[Bounding box entries]

========================================

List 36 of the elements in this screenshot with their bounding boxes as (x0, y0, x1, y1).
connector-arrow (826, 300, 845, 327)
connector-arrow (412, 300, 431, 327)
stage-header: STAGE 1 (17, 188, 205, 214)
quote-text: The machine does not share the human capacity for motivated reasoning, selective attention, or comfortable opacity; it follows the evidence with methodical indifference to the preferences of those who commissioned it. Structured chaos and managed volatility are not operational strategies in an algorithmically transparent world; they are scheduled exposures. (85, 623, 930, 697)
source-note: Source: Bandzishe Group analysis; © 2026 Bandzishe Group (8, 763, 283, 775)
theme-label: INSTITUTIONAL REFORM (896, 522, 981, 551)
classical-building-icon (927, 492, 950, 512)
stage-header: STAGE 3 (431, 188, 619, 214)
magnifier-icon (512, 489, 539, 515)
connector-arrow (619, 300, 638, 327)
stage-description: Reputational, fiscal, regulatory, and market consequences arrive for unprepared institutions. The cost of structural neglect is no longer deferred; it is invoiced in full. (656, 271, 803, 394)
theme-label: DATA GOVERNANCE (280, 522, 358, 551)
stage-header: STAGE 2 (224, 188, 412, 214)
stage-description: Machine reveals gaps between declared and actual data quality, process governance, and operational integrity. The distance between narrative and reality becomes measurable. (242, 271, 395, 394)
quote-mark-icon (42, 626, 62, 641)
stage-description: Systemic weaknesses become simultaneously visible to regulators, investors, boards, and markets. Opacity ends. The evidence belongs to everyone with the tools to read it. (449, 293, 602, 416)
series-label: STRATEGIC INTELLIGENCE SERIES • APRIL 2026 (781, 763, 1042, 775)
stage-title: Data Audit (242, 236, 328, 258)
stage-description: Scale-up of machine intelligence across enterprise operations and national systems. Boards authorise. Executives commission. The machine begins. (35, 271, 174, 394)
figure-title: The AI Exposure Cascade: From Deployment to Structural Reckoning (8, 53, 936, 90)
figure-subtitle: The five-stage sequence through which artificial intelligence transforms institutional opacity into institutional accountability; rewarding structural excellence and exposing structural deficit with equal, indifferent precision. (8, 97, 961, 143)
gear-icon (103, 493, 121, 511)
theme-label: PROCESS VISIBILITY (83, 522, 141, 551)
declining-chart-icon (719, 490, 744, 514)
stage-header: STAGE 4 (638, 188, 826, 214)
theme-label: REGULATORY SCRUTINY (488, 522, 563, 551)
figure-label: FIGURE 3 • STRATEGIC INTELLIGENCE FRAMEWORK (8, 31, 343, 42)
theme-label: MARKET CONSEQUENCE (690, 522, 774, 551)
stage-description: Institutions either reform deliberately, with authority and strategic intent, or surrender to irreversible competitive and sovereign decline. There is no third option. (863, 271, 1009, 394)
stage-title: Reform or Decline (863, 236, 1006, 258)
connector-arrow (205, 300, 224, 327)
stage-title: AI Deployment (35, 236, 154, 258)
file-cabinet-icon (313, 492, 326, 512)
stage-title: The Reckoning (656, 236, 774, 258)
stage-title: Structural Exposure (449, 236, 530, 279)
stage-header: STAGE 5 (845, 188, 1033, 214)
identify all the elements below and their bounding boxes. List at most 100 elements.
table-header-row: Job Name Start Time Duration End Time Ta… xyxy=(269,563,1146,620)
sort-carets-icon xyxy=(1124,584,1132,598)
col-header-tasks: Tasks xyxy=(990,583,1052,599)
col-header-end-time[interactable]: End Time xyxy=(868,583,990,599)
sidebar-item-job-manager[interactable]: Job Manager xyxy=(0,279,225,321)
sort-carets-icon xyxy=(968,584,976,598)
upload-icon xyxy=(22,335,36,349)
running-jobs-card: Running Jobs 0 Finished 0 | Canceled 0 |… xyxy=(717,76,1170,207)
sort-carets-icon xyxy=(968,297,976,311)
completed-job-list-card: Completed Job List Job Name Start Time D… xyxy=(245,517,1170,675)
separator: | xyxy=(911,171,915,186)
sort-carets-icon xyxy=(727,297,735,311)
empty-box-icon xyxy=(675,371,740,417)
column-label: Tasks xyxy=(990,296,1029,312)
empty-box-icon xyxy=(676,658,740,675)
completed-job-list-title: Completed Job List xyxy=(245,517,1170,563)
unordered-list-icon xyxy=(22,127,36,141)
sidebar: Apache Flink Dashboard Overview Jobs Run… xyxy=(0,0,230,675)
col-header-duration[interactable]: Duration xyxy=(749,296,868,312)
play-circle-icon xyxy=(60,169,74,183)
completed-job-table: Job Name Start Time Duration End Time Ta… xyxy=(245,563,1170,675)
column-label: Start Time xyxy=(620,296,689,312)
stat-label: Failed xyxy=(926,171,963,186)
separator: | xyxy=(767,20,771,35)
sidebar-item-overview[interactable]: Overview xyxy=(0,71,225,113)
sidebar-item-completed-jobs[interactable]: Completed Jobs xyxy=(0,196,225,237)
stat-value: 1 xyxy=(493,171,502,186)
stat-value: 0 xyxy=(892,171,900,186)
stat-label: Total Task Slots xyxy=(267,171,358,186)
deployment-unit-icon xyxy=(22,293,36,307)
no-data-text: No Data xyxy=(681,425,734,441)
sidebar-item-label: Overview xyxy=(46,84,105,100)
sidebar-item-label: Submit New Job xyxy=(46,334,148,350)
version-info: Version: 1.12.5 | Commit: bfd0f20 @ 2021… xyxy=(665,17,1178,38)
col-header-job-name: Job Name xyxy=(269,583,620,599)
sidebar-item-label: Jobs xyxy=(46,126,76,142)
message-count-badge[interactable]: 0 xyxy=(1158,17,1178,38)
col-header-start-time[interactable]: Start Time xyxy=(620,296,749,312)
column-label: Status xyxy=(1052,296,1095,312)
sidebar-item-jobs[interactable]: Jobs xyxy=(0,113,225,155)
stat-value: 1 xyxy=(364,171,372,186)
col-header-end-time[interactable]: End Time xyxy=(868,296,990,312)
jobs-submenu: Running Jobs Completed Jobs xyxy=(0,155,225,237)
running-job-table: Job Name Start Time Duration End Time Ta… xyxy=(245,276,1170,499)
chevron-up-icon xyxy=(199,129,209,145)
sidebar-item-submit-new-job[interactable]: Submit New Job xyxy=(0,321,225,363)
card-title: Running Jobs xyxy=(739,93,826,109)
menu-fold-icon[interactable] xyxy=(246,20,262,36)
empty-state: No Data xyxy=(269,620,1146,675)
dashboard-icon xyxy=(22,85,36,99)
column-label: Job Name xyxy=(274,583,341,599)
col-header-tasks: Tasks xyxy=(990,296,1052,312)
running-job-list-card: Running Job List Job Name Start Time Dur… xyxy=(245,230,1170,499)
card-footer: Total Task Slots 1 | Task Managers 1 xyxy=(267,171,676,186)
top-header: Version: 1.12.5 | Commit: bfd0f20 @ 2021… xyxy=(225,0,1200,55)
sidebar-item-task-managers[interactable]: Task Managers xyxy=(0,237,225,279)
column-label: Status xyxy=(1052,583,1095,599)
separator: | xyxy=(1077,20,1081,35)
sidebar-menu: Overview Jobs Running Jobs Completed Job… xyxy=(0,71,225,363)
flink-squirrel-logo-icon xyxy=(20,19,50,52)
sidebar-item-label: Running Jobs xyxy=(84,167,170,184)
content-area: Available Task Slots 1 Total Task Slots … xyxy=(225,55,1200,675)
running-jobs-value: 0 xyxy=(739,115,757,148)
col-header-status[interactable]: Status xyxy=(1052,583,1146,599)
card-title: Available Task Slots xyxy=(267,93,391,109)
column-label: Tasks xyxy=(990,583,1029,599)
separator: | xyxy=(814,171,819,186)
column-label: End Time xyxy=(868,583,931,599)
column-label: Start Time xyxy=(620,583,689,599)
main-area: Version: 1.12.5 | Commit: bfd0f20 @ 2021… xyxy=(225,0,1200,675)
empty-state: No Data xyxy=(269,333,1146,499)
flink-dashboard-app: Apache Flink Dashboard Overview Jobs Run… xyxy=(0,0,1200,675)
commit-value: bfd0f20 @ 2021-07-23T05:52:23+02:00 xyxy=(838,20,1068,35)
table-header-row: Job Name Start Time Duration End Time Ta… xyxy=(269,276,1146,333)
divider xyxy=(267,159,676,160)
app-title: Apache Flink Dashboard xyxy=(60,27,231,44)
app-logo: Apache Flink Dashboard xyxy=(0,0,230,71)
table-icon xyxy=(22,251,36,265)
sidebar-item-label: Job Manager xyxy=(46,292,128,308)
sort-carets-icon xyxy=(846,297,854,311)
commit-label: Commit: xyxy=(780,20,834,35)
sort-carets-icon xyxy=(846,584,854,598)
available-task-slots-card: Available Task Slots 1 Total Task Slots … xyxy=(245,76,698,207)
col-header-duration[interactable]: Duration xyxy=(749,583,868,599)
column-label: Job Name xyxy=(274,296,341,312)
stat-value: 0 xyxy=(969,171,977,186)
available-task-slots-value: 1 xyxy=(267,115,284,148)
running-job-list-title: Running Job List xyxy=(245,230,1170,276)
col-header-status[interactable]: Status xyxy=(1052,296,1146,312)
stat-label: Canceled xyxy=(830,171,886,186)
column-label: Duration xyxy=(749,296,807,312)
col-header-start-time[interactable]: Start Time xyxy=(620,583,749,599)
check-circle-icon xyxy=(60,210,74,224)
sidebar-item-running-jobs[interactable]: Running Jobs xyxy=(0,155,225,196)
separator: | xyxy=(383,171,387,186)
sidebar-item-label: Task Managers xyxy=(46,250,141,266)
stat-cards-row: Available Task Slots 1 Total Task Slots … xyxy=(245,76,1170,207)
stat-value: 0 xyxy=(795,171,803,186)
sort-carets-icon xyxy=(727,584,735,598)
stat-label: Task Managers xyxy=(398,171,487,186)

========================================

» WHAT YOU NEED TO DO
Lay out the entries as a Markdown table with the columns No. and Line, beginning with the first line of the entries and continuing through the line that contains "theme-label: DATA GOVERNANCE". Put each line's number under No. and its text under Line, and leave out any blank lines.

» CORRECT RESULT
| No. | Line |
|---|---|
| 1 | List 36 of the elements in this screenshot with their bounding boxes as (x0, y0, x1, y1). |
| 2 | connector-arrow (826, 300, 845, 327) |
| 3 | connector-arrow (412, 300, 431, 327) |
| 4 | stage-header: STAGE 1 (17, 188, 205, 214) |
| 5 | quote-text: The machine does not share the human capacity for motivated reasoning, selective attention, or comfortable opacity; it follows the evidence with methodical indifference to the preferences of those who commissioned it. Structured chaos and managed volatility are not operational strategies in an algorithmically transparent world; they are scheduled exposures. (85, 623, 930, 697) |
| 6 | source-note: Source: Bandzishe Group analysis; © 2026 Bandzishe Group (8, 763, 283, 775) |
| 7 | theme-label: INSTITUTIONAL REFORM (896, 522, 981, 551) |
| 8 | classical-building-icon (927, 492, 950, 512) |
| 9 | stage-header: STAGE 3 (431, 188, 619, 214) |
| 10 | magnifier-icon (512, 489, 539, 515) |
| 11 | connector-arrow (619, 300, 638, 327) |
| 12 | stage-description: Reputational, fiscal, regulatory, and market consequences arrive for unprepared institutions. The cost of structural neglect is no longer deferred; it is invoiced in full. (656, 271, 803, 394) |
| 13 | theme-label: DATA GOVERNANCE (280, 522, 358, 551) |